• TASK DESCRIPTION
Would you set down every entry shown below, precisely as written?

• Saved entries
◇ ◇ ◇ ◇ ◇

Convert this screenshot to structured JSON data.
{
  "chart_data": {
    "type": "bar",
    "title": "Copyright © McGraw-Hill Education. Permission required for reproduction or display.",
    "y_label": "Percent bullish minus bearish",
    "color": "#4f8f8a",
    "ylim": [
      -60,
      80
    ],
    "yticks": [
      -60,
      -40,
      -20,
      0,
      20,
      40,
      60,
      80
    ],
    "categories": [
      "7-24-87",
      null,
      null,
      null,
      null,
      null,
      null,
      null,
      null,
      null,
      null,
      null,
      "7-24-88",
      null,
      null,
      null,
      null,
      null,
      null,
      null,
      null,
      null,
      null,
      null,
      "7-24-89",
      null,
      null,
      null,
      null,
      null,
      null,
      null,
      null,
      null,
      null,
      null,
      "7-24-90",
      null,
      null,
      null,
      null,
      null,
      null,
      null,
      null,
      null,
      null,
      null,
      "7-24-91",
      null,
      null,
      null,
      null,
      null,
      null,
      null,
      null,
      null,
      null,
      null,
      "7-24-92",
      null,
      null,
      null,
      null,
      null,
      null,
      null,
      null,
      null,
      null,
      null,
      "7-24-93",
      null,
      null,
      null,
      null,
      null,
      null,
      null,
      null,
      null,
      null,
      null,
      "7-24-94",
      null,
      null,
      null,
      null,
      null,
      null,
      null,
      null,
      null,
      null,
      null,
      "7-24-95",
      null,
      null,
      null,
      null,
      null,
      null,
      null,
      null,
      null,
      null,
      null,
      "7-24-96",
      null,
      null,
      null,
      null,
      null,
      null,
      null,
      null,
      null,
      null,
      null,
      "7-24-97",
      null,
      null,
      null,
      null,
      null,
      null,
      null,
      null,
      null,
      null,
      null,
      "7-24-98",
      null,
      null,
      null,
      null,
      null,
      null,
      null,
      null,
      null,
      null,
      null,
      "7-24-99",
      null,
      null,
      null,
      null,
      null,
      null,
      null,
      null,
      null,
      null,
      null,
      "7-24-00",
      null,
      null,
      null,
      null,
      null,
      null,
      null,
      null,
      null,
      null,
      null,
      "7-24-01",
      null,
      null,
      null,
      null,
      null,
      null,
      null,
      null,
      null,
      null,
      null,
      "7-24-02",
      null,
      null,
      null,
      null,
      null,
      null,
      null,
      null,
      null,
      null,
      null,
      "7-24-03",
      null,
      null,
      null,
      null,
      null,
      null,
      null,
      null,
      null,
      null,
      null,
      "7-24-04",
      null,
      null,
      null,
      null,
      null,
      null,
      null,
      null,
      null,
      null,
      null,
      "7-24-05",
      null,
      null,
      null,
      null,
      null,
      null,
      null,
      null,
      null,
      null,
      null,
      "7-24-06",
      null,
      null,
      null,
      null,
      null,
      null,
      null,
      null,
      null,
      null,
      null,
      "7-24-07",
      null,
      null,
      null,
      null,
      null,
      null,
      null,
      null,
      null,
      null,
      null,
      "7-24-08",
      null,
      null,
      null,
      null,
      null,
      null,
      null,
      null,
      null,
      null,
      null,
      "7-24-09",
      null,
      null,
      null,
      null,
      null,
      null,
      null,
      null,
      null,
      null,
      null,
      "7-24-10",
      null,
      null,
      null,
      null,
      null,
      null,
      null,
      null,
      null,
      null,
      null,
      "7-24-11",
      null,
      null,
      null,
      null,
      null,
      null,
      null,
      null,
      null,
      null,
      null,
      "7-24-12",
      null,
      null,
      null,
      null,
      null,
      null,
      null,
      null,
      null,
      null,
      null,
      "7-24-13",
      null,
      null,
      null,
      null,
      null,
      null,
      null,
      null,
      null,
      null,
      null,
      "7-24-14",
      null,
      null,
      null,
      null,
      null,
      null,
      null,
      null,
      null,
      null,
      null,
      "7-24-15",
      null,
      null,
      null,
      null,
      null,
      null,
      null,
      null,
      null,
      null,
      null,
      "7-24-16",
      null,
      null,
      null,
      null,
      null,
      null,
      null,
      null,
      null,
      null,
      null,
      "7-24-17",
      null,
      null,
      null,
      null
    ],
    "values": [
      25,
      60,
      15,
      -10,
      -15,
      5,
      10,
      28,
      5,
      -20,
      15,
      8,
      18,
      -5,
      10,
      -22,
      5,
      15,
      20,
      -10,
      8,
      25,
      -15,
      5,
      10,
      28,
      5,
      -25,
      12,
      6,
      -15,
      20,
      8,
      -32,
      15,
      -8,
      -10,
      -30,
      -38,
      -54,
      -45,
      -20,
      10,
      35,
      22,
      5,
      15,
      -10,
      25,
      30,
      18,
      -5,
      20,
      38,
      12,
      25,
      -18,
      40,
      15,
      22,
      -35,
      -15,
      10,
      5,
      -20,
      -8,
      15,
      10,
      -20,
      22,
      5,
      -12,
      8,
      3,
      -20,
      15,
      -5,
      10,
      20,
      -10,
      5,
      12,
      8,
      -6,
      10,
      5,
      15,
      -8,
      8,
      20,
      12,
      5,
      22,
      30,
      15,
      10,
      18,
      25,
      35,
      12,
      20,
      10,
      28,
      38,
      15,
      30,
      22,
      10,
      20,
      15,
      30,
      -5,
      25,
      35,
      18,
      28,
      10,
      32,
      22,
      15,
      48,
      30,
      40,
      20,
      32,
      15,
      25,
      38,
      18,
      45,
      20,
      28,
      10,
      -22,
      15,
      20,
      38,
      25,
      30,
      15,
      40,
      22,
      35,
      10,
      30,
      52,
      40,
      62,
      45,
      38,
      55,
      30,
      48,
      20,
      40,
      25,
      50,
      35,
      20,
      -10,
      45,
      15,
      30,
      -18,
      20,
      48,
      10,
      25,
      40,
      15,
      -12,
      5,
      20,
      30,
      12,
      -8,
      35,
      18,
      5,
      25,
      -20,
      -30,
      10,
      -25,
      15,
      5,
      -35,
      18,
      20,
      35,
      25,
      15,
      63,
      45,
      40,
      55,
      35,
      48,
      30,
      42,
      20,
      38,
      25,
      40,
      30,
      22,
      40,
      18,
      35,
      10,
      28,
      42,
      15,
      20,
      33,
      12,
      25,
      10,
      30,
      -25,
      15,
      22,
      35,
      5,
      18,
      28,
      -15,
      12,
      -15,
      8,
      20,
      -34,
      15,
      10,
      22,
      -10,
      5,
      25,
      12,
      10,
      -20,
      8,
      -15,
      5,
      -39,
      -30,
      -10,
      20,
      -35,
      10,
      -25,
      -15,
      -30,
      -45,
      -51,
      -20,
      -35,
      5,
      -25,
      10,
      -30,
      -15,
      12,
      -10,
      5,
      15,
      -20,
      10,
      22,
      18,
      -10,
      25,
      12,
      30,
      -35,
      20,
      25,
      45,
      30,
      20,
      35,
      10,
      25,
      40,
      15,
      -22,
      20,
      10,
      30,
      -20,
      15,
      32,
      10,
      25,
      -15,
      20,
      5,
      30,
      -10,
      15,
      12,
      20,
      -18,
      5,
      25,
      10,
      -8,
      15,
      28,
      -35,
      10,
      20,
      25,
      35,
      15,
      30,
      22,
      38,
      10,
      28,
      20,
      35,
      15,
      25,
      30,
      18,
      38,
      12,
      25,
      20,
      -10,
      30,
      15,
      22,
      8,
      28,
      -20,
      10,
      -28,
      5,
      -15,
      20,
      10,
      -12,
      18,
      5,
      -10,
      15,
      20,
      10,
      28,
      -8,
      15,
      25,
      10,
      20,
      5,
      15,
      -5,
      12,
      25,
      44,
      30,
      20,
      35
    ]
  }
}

◇ ◇ ◇ ◇ ◇

• SOLUTION BELOW
Convert this screenshot to structured JSON data.
{
  "chart_data": {
    "type": "bar",
    "title": "Copyright © McGraw-Hill Education. Permission required for reproduction or display.",
    "y_label": "Percent bullish minus bearish",
    "color": "#4f8f8a",
    "ylim": [
      -60,
      80
    ],
    "yticks": [
      -60,
      -40,
      -20,
      0,
      20,
      40,
      60,
      80
    ],
    "categories": [
      "7-24-87",
      null,
      null,
      null,
      null,
      null,
      null,
      null,
      null,
      null,
      null,
      null,
      "7-24-88",
      null,
      null,
      null,
      null,
      null,
      null,
      null,
      null,
      null,
      null,
      null,
      "7-24-89",
      null,
      null,
      null,
      null,
      null,
      null,
      null,
      null,
      null,
      null,
      null,
      "7-24-90",
      null,
      null,
      null,
      null,
      null,
      null,
      null,
      null,
      null,
      null,
      null,
      "7-24-91",
      null,
      null,
      null,
      null,
      null,
      null,
      null,
      null,
      null,
      null,
      null,
      "7-24-92",
      null,
      null,
      null,
      null,
      null,
      null,
      null,
      null,
      null,
      null,
      null,
      "7-24-93",
      null,
      null,
      null,
      null,
      null,
      null,
      null,
      null,
      null,
      null,
      null,
      "7-24-94",
      null,
      null,
      null,
      null,
      null,
      null,
      null,
      null,
      null,
      null,
      null,
      "7-24-95",
      null,
      null,
      null,
      null,
      null,
      null,
      null,
      null,
      null,
      null,
      null,
      "7-24-96",
      null,
      null,
      null,
      null,
      null,
      null,
      null,
      null,
      null,
      null,
      null,
      "7-24-97",
      null,
      null,
      null,
      null,
      null,
      null,
      null,
      null,
      null,
      null,
      null,
      "7-24-98",
      null,
      null,
      null,
      null,
      null,
      null,
      null,
      null,
      null,
      null,
      null,
      "7-24-99",
      null,
      null,
      null,
      null,
      null,
      null,
      null,
      null,
      null,
      null,
      null,
      "7-24-00",
      null,
      null,
      null,
      null,
      null,
      null,
      null,
      null,
      null,
      null,
      null,
      "7-24-01",
      null,
      null,
      null,
      null,
      null,
      null,
      null,
      null,
      null,
      null,
      null,
      "7-24-02",
      null,
      null,
      null,
      null,
      null,
      null,
      null,
      null,
      null,
      null,
      null,
      "7-24-03",
      null,
      null,
      null,
      null,
      null,
      null,
      null,
      null,
      null,
      null,
      null,
      "7-24-04",
      null,
      null,
      null,
      null,
      null,
      null,
      null,
      null,
      null,
      null,
      null,
      "7-24-05",
      null,
      null,
      null,
      null,
      null,
      null,
      null,
      null,
      null,
      null,
      null,
      "7-24-06",
      null,
      null,
      null,
      null,
      null,
      null,
      null,
      null,
      null,
      null,
      null,
      "7-24-07",
      null,
      null,
      null,
      null,
      null,
      null,
      null,
      null,
      null,
      null,
      null,
      "7-24-08",
      null,
      null,
      null,
      null,
      null,
      null,
      null,
      null,
      null,
      null,
      null,
      "7-24-09",
      null,
      null,
      null,
      null,
      null,
      null,
      null,
      null,
      null,
      null,
      null,
      "7-24-10",
      null,
      null,
      null,
      null,
      null,
      null,
      null,
      null,
      null,
      null,
      null,
      "7-24-11",
      null,
      null,
      null,
      null,
      null,
      null,
      null,
      null,
      null,
      null,
      null,
      "7-24-12",
      null,
      null,
      null,
      null,
      null,
      null,
      null,
      null,
      null,
      null,
      null,
      "7-24-13",
      null,
      null,
      null,
      null,
      null,
      null,
      null,
      null,
      null,
      null,
      null,
      "7-24-14",
      null,
      null,
      null,
      null,
      null,
      null,
      null,
      null,
      null,
      null,
      null,
      "7-24-15",
      null,
      null,
      null,
      null,
      null,
      null,
      null,
      null,
      null,
      null,
      null,
      "7-24-16",
      null,
      null,
      null,
      null,
      null,
      null,
      null,
      null,
      null,
      null,
      null,
      "7-24-17",
      null,
      null,
      null,
      null
    ],
    "values": [
      25,
      60,
      15,
      -10,
      -15,
      5,
      10,
      28,
      5,
      -20,
      15,
      8,
      18,
      -5,
      10,
      -22,
      5,
      15,
      20,
      -10,
      8,
      25,
      -15,
      5,
      10,
      28,
      5,
      -25,
      12,
      6,
      -15,
      20,
      8,
      -32,
      15,
      -8,
      -10,
      -30,
      -38,
      -54,
      -45,
      -20,
      10,
      35,
      22,
      5,
      15,
      -10,
      25,
      30,
      18,
      -5,
      20,
      38,
      12,
      25,
      -18,
      40,
      15,
      22,
      -35,
      -15,
      10,
      5,
      -20,
      -8,
      15,
      10,
      -20,
      22,
      5,
      -12,
      8,
      3,
      -20,
      15,
      -5,
      10,
      20,
      -10,
      5,
      12,
      8,
      -6,
      10,
      5,
      15,
      -8,
      8,
      20,
      12,
      5,
      22,
      30,
      15,
      10,
      18,
      25,
      35,
      12,
      20,
      10,
      28,
      38,
      15,
      30,
      22,
      10,
      20,
      15,
      30,
      -5,
      25,
      35,
      18,
      28,
      10,
      32,
      22,
      15,
      48,
      30,
      40,
      20,
      32,
      15,
      25,
      38,
      18,
      45,
      20,
      28,
      10,
      -22,
      15,
      20,
      38,
      25,
      30,
      15,
      40,
      22,
      35,
      10,
      30,
      52,
      40,
      62,
      45,
      38,
      55,
      30,
      48,
      20,
      40,
      25,
      50,
      35,
      20,
      -10,
      45,
      15,
      30,
      -18,
      20,
      48,
      10,
      25,
      40,
      15,
      -12,
      5,
      20,
      30,
      12,
      -8,
      35,
      18,
      5,
      25,
      -20,
      -30,
      10,
      -25,
      15,
      5,
      -35,
      18,
      20,
      35,
      25,
      15,
      63,
      45,
      40,
      55,
      35,
      48,
      30,
      42,
      20,
      38,
      25,
      40,
      30,
      22,
      40,
      18,
      35,
      10,
      28,
      42,
      15,
      20,
      33,
      12,
      25,
      10,
      30,
      -25,
      15,
      22,
      35,
      5,
      18,
      28,
      -15,
      12,
      -15,
      8,
      20,
      -34,
      15,
      10,
      22,
      -10,
      5,
      25,
      12,
      10,
      -20,
      8,
      -15,
      5,
      -39,
      -30,
      -10,
      20,
      -35,
      10,
      -25,
      -15,
      -30,
      -45,
      -51,
      -20,
      -35,
      5,
      -25,
      10,
      -30,
      -15,
      12,
      -10,
      5,
      15,
      -20,
      10,
      22,
      18,
      -10,
      25,
      12,
      30,
      -35,
      20,
      25,
      45,
      30,
      20,
      35,
      10,
      25,
      40,
      15,
      -22,
      20,
      10,
      30,
      -20,
      15,
      32,
      10,
      25,
      -15,
      20,
      5,
      30,
      -10,
      15,
      12,
      20,
      -18,
      5,
      25,
      10,
      -8,
      15,
      28,
      -35,
      10,
      20,
      25,
      35,
      15,
      30,
      22,
      38,
      10,
      28,
      20,
      35,
      15,
      25,
      30,
      18,
      38,
      12,
      25,
      20,
      -10,
      30,
      15,
      22,
      8,
      28,
      -20,
      10,
      -28,
      5,
      -15,
      20,
      10,
      -12,
      18,
      5,
      -10,
      15,
      20,
      10,
      28,
      -8,
      15,
      25,
      10,
      20,
      5,
      15,
      -5,
      12,
      25,
      44,
      30,
      20,
      35
    ]
  }
}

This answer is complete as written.